INPUT FOR THIS TASK:

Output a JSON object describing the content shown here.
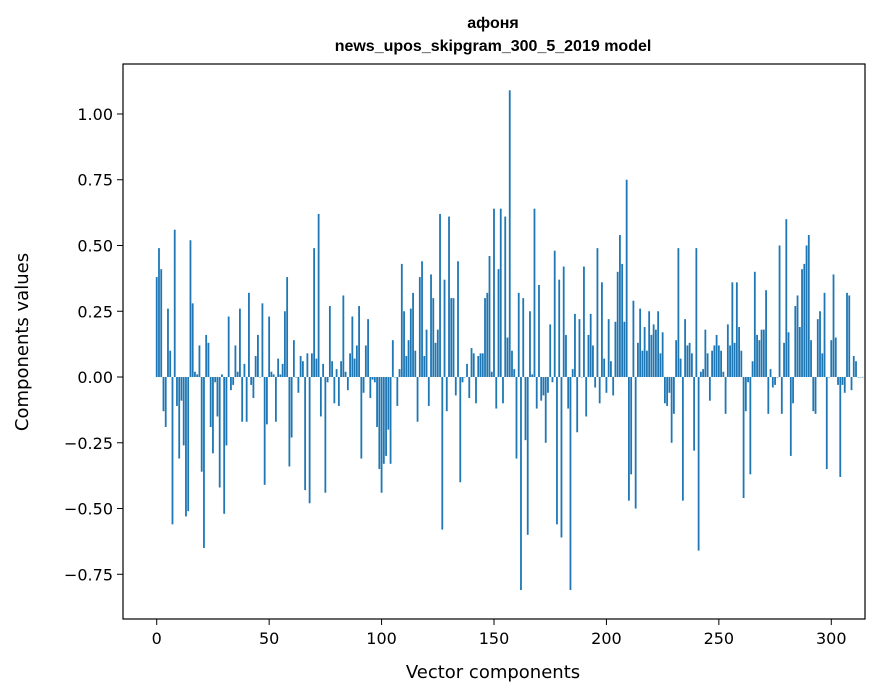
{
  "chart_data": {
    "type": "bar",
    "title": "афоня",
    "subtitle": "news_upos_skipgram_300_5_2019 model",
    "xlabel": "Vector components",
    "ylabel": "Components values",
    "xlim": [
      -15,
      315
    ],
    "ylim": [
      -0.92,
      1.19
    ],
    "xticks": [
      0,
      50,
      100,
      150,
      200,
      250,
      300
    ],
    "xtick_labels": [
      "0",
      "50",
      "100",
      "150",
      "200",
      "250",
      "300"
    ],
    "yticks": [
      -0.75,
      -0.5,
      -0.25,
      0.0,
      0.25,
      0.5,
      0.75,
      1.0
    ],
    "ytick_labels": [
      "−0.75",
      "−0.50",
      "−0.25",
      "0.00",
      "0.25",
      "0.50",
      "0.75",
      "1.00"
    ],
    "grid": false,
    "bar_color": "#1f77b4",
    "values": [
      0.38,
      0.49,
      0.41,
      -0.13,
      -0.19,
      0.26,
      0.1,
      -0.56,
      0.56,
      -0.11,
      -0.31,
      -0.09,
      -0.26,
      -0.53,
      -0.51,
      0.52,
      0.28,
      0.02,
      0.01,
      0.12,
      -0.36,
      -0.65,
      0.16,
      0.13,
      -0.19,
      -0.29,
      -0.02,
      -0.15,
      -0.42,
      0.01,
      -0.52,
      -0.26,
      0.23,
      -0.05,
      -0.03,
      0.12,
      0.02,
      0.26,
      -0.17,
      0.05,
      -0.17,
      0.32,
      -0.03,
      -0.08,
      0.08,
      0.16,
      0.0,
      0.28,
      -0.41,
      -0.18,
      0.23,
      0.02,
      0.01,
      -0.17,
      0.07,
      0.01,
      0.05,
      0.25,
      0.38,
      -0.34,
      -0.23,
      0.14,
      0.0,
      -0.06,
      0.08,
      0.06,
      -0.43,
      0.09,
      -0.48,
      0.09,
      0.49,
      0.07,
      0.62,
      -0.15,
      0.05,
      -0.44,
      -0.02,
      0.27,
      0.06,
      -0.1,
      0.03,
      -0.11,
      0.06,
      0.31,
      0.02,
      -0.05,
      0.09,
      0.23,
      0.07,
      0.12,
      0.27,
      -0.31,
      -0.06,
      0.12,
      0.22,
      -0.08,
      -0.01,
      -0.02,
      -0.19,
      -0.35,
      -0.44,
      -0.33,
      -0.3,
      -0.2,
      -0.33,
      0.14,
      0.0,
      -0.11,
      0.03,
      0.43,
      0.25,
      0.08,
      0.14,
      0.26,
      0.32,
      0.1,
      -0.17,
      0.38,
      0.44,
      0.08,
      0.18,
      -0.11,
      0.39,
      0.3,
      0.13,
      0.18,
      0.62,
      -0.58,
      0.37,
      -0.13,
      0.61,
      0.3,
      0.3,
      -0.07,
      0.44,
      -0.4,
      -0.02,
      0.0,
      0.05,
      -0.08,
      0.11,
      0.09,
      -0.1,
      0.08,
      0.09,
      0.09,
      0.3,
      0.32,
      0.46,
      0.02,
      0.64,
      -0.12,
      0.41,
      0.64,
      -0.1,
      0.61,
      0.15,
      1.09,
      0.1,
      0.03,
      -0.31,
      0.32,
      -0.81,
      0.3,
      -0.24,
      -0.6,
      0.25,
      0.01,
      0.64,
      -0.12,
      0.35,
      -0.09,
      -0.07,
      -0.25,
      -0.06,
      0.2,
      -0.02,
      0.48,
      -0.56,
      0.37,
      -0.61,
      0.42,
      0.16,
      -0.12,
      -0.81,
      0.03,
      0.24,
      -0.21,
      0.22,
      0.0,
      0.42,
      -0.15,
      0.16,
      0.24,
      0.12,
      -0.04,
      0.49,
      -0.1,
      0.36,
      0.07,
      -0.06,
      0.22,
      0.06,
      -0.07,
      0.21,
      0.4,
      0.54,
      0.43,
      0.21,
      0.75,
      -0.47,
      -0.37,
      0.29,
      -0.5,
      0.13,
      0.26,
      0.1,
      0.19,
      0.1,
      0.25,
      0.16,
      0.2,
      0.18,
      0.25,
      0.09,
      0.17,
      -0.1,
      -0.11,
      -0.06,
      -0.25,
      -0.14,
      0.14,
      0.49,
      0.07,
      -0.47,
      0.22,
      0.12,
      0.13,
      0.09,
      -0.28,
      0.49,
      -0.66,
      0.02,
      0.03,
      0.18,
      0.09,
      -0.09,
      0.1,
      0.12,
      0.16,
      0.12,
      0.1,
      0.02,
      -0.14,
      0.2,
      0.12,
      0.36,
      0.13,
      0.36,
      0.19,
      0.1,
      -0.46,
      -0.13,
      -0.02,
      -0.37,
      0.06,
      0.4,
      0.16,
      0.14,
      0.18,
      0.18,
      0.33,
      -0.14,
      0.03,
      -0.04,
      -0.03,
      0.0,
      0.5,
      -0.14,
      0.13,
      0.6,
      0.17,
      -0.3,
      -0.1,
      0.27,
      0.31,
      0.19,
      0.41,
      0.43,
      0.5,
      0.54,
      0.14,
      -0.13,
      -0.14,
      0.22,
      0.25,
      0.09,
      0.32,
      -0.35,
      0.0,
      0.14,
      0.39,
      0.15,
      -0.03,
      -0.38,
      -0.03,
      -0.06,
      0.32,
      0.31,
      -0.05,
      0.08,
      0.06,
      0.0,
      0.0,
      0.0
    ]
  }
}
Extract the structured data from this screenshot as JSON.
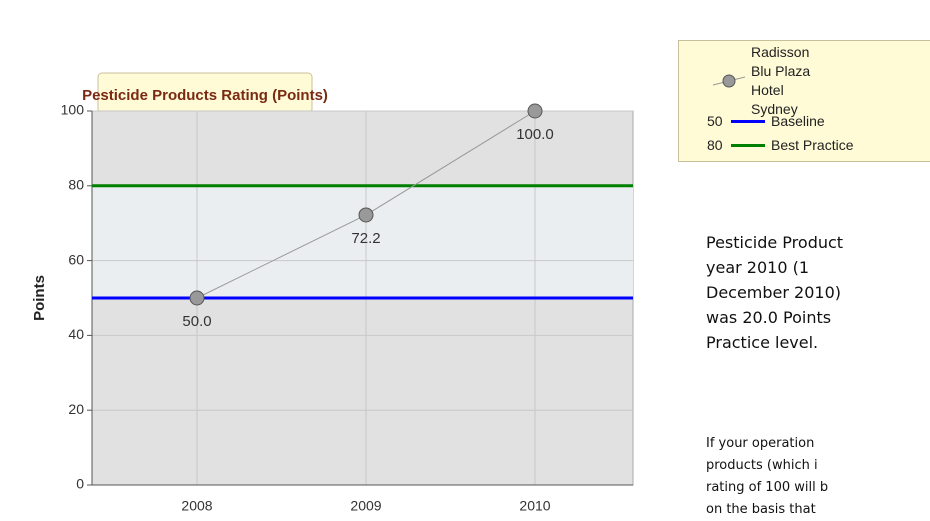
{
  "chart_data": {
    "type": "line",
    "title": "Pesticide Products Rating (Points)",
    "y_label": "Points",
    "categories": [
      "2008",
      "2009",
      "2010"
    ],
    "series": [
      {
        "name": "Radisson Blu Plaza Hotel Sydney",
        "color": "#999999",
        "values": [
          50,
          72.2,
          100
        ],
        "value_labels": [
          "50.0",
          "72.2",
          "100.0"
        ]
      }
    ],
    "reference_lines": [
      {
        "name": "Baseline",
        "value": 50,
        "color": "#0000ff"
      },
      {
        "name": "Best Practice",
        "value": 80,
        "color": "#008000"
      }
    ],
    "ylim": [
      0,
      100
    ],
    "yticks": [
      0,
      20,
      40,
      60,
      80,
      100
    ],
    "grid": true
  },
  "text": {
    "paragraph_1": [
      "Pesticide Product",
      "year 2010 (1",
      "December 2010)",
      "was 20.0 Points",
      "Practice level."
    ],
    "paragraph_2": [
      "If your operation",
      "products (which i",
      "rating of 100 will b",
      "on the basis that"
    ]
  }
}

TASK OBJECTIVE:
Extract only the lines from the one that contains "Extract the structured" through the end of the records, inclusive, and omit every picture.

OUTPUT BELOW:
Extract the structured data from this screenshot as JSON.
{
  "chart_data": {
    "type": "line",
    "title": "Pesticide Products Rating (Points)",
    "y_label": "Points",
    "categories": [
      "2008",
      "2009",
      "2010"
    ],
    "series": [
      {
        "name": "Radisson Blu Plaza Hotel Sydney",
        "color": "#999999",
        "values": [
          50,
          72.2,
          100
        ],
        "value_labels": [
          "50.0",
          "72.2",
          "100.0"
        ]
      }
    ],
    "reference_lines": [
      {
        "name": "Baseline",
        "value": 50,
        "color": "#0000ff"
      },
      {
        "name": "Best Practice",
        "value": 80,
        "color": "#008000"
      }
    ],
    "ylim": [
      0,
      100
    ],
    "yticks": [
      0,
      20,
      40,
      60,
      80,
      100
    ],
    "grid": true
  },
  "text": {
    "paragraph_1": [
      "Pesticide Product",
      "year 2010 (1",
      "December 2010)",
      "was 20.0 Points",
      "Practice level."
    ],
    "paragraph_2": [
      "If your operation",
      "products (which i",
      "rating of 100 will b",
      "on the basis that"
    ]
  }
}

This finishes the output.